*What needs to be done*.
Your task is to reproduce exactly the lines from the line with "Type out the text in this image." through the end of the records below.

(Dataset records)
——
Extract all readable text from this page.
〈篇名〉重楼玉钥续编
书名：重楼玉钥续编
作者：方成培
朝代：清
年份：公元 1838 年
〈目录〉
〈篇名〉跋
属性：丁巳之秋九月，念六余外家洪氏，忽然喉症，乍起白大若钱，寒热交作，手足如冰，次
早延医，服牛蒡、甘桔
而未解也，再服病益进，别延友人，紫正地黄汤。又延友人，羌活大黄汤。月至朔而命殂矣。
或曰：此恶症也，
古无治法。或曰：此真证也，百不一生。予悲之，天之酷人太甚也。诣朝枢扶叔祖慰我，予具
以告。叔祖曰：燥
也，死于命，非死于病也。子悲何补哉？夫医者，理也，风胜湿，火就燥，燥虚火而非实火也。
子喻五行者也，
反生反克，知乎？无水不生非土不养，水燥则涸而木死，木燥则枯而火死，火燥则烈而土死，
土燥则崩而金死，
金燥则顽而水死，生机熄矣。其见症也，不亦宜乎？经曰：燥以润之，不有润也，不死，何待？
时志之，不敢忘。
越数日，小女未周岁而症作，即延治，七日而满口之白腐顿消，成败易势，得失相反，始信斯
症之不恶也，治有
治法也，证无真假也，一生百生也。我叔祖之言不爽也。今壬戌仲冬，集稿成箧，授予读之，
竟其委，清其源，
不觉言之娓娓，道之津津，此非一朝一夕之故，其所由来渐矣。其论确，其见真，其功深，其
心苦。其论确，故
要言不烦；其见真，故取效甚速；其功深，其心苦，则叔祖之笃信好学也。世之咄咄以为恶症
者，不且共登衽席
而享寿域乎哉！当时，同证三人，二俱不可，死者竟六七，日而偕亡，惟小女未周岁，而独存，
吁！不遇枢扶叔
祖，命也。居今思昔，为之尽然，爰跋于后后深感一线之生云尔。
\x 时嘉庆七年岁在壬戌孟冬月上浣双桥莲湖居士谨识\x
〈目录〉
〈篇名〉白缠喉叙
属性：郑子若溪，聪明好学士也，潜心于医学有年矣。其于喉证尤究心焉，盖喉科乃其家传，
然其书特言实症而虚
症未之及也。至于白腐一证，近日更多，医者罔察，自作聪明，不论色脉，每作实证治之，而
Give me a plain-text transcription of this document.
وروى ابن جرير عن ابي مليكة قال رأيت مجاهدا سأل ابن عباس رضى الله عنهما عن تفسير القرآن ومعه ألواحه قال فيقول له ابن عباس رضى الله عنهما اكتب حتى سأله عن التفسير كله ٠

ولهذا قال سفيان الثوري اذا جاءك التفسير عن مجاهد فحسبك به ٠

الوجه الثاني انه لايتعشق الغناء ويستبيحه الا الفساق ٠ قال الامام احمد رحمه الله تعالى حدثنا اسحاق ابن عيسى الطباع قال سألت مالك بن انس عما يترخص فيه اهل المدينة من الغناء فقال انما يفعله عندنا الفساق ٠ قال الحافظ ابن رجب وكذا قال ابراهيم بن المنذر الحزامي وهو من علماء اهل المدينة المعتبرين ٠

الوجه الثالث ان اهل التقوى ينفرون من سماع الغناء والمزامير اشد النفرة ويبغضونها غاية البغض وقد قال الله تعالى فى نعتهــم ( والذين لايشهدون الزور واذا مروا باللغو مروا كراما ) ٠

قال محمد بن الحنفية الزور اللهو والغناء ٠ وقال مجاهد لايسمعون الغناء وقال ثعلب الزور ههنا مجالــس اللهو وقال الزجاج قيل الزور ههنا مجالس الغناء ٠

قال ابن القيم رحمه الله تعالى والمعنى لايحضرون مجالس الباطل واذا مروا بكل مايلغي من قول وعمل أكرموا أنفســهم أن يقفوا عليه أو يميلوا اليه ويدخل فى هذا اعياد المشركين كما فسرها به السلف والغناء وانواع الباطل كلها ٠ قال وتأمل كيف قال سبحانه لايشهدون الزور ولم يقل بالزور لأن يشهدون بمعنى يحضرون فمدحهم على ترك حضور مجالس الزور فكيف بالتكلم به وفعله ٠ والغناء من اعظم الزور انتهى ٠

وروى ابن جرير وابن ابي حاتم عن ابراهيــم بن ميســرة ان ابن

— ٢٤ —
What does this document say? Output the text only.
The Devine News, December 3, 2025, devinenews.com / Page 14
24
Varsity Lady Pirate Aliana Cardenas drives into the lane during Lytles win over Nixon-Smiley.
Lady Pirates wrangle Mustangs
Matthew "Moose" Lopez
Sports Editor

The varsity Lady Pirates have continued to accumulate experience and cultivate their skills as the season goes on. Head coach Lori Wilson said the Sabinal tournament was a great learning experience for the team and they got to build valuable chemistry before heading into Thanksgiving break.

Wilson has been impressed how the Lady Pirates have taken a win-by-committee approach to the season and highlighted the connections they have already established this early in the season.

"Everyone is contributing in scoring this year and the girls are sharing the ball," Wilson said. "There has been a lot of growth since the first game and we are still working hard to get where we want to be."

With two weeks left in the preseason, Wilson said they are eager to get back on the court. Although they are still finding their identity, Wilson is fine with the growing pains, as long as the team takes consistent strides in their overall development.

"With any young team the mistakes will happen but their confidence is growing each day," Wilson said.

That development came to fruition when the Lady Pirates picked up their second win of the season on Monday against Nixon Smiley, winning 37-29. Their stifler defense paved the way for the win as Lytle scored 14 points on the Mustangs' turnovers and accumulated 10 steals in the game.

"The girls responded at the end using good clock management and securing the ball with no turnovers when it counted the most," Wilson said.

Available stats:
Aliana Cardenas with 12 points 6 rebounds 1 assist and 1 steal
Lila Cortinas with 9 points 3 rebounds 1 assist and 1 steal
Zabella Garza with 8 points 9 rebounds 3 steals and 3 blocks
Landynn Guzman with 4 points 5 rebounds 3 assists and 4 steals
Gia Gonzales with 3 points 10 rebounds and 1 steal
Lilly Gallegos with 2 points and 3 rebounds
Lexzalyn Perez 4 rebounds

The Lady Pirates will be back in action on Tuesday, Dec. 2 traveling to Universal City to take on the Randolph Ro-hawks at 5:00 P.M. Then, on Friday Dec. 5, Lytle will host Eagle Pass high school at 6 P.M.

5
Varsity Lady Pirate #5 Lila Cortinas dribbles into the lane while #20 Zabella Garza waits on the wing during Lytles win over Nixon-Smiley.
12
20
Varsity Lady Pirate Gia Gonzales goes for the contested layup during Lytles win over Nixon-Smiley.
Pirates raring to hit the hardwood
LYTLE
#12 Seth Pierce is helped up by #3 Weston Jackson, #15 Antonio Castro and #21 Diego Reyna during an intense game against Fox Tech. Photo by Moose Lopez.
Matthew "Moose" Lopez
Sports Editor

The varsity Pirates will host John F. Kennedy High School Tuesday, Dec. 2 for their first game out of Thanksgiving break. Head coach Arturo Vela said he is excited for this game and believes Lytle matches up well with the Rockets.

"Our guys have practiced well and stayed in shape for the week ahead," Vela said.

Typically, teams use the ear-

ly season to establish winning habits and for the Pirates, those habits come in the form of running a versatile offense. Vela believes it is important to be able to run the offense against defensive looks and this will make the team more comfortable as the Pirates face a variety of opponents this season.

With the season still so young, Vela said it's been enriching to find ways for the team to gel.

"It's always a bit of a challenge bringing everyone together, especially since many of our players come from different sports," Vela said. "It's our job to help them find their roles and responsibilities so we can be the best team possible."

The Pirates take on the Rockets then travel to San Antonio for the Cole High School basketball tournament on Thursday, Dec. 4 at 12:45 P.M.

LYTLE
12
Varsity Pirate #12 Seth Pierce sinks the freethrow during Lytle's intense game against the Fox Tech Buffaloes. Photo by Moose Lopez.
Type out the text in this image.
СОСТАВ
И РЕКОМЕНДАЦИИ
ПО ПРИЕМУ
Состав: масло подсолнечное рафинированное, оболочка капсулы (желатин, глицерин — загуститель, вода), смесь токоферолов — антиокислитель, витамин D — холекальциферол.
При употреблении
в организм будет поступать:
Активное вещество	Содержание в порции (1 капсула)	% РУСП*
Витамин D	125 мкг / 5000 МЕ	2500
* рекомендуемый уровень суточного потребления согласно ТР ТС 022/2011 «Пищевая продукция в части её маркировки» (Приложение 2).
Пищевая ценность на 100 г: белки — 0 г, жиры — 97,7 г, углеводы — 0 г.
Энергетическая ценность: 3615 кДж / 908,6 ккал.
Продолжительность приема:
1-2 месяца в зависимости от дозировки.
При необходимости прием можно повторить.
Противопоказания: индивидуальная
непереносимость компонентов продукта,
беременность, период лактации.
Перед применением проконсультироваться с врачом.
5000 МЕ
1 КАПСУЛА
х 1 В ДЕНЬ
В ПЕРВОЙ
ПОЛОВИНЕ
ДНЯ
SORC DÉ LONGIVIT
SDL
——
*Answer to this problem*.
Type out the text in this image.
СОСТАВ
И РЕКОМЕНДАЦИИ
ПО ПРИЕМУ
Состав: масло подсолнечное рафинированное, оболочка капсулы (желатин, глицерин — загуститель, вода), смесь токоферолов — антиокислитель, витамин D — холекальциферол.
При употреблении
в организм будет поступать:
Активное вещество	Содержание в порции (1 капсула)	% РУСП*
Витамин D	125 мкг / 5000 МЕ	2500
* рекомендуемый уровень суточного потребления согласно ТР ТС 022/2011 «Пищевая продукция в части её маркировки» (Приложение 2).
Пищевая ценность на 100 г: белки — 0 г, жиры — 97,7 г, углеводы — 0 г.
Энергетическая ценность: 3615 кДж / 908,6 ккал.
Продолжительность приема:
1-2 месяца в зависимости от дозировки.
При необходимости прием можно повторить.
Противопоказания: индивидуальная
непереносимость компонентов продукта,
беременность, период лактации.
Перед применением проконсультироваться с врачом.
5000 МЕ
1 КАПСУЛА
х 1 В ДЕНЬ
В ПЕРВОЙ
ПОЛОВИНЕ
ДНЯ
SORC DÉ LONGIVIT
SDL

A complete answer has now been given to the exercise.